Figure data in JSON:
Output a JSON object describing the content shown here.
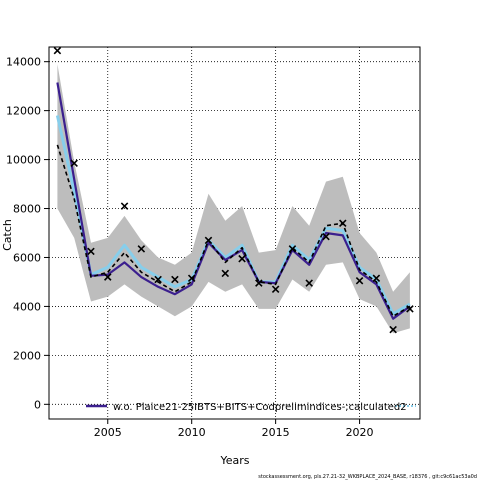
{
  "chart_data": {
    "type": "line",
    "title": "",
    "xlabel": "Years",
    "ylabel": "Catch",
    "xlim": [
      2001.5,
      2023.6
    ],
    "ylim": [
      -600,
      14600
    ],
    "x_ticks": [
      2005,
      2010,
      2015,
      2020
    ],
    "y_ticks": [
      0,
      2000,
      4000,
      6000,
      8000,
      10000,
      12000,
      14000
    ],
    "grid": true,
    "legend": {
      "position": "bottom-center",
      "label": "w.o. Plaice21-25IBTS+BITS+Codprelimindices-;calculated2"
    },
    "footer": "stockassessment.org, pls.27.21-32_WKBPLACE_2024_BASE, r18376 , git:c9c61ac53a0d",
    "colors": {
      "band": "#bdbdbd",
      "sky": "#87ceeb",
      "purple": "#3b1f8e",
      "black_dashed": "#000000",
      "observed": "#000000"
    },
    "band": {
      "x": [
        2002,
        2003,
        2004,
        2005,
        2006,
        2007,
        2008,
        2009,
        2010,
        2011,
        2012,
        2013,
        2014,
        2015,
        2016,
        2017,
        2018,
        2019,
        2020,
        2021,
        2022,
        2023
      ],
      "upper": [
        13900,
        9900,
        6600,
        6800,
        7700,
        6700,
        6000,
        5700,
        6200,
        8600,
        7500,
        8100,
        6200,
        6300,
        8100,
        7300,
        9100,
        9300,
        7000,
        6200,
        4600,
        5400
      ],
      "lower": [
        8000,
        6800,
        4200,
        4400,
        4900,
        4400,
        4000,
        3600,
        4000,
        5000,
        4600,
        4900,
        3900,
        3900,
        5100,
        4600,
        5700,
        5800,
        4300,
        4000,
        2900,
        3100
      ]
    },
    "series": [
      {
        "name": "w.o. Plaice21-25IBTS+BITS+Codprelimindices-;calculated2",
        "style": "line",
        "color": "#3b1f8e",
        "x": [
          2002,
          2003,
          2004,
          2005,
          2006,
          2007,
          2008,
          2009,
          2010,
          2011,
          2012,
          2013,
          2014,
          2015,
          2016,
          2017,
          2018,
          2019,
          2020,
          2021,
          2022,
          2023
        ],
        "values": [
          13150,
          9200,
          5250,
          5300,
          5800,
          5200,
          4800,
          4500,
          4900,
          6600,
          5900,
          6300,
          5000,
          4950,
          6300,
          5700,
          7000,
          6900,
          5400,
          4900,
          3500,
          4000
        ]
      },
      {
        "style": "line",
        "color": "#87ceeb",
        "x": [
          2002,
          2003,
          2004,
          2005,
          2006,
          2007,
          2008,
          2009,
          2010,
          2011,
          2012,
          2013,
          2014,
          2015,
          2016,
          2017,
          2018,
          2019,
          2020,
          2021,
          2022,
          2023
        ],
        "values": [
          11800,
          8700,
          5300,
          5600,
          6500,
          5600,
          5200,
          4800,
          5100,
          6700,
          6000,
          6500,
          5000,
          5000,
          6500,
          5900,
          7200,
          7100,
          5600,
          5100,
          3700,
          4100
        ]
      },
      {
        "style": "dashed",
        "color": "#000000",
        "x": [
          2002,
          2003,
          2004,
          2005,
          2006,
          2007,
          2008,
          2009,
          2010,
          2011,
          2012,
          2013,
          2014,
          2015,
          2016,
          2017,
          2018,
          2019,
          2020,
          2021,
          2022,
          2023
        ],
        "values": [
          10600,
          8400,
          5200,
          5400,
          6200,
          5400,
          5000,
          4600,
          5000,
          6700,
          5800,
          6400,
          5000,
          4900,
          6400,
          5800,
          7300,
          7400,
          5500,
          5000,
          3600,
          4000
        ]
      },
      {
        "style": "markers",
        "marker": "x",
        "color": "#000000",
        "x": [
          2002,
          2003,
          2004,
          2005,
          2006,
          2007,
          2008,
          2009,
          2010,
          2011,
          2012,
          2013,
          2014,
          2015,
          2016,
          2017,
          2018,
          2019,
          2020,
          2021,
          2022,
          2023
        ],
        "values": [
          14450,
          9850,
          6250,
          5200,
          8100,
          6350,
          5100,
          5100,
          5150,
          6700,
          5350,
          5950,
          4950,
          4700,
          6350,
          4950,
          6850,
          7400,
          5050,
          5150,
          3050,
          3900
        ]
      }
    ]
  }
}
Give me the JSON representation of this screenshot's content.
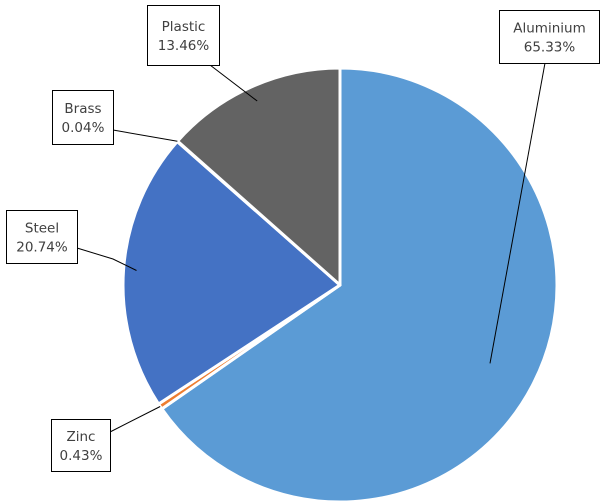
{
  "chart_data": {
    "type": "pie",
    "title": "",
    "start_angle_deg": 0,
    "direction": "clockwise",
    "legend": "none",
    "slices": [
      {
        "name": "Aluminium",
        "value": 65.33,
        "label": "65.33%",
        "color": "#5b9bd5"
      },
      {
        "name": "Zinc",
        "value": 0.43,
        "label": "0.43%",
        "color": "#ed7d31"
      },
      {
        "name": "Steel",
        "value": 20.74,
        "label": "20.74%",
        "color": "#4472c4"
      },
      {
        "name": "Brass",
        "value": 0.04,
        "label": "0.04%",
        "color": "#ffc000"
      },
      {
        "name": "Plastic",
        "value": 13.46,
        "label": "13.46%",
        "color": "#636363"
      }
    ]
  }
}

**Instructions to follow**. Produce an exact copy of the lines from the line containing "Give me the" through the last line of the records, with no pictures and no other text.

**Written reply**.
Give me the JSON representation of this screenshot's content.
{
  "chart_data": {
    "type": "pie",
    "title": "",
    "start_angle_deg": 0,
    "direction": "clockwise",
    "legend": "none",
    "slices": [
      {
        "name": "Aluminium",
        "value": 65.33,
        "label": "65.33%",
        "color": "#5b9bd5"
      },
      {
        "name": "Zinc",
        "value": 0.43,
        "label": "0.43%",
        "color": "#ed7d31"
      },
      {
        "name": "Steel",
        "value": 20.74,
        "label": "20.74%",
        "color": "#4472c4"
      },
      {
        "name": "Brass",
        "value": 0.04,
        "label": "0.04%",
        "color": "#ffc000"
      },
      {
        "name": "Plastic",
        "value": 13.46,
        "label": "13.46%",
        "color": "#636363"
      }
    ]
  }
}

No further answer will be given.